# START OF Input material

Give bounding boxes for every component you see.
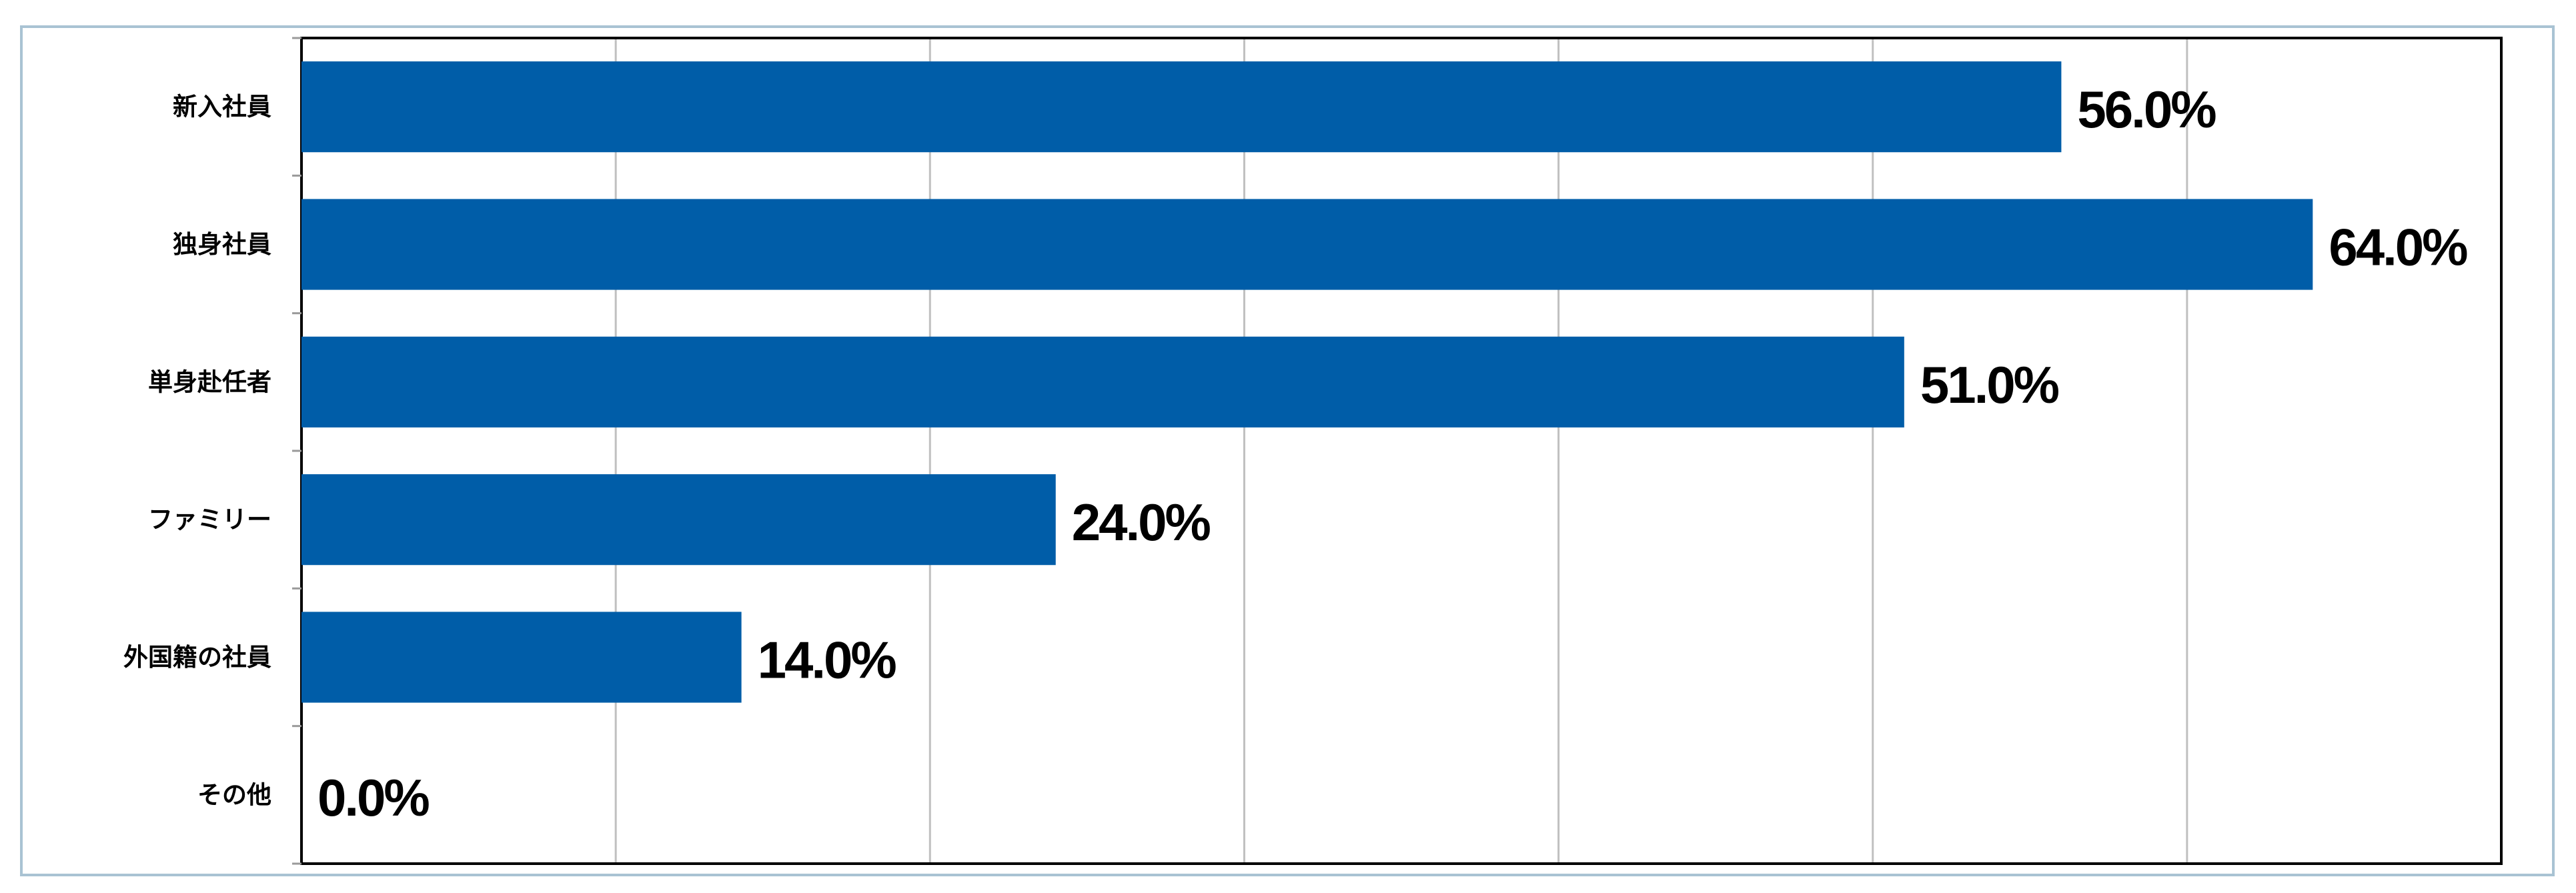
plot-area <box>300 37 2503 865</box>
value-label: 56.0% <box>2077 80 2216 139</box>
bar <box>301 612 742 703</box>
value-label: 0.0% <box>317 768 429 827</box>
category-label: 外国籍の社員 <box>123 643 271 672</box>
category-label: その他 <box>197 780 271 809</box>
bar <box>301 336 1904 427</box>
category-label: 新入社員 <box>173 93 271 121</box>
value-label: 51.0% <box>1920 355 2059 414</box>
value-label: 64.0% <box>2329 218 2467 277</box>
bar <box>301 61 2062 153</box>
chart-frame <box>20 25 2555 876</box>
bars <box>301 61 2313 703</box>
value-label: 24.0% <box>1072 493 1211 552</box>
data-labels: 56.0% 64.0% 51.0% 24.0% 14.0% 0.0% <box>317 80 2469 827</box>
gridlines <box>614 38 2188 864</box>
value-label: 14.0% <box>758 631 896 690</box>
bar <box>301 474 1056 566</box>
y-axis <box>292 37 301 865</box>
bar <box>301 199 2313 290</box>
category-label: 単身赴任者 <box>148 367 271 396</box>
category-label: 独身社員 <box>173 230 271 259</box>
category-label: ファミリー <box>148 506 271 534</box>
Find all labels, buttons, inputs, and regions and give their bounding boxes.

# END OF Input material

#### [Set exercise]
Turn the record lines above, starting at the line that contains "plot-area <box>300 37 2503 865</box>" and ending at the line that contains "category-label: 外国籍の社員 <box>123", into a Markdown table with the columns Row and Entry. Number each line in Row, put the line itself in Entry, and leave out any blank lines.

#### [Answer to the problem]
| Row | Entry |
|---|---|
| 1 | plot-area <box>300 37 2503 865</box> |
| 2 | value-label: 56.0% <box>2077 80 2216 139</box> |
| 3 | bar <box>301 612 742 703</box> |
| 4 | value-label: 0.0% <box>317 768 429 827</box> |
| 5 | category-label: 外国籍の社員 <box>123 643 271 672</box> |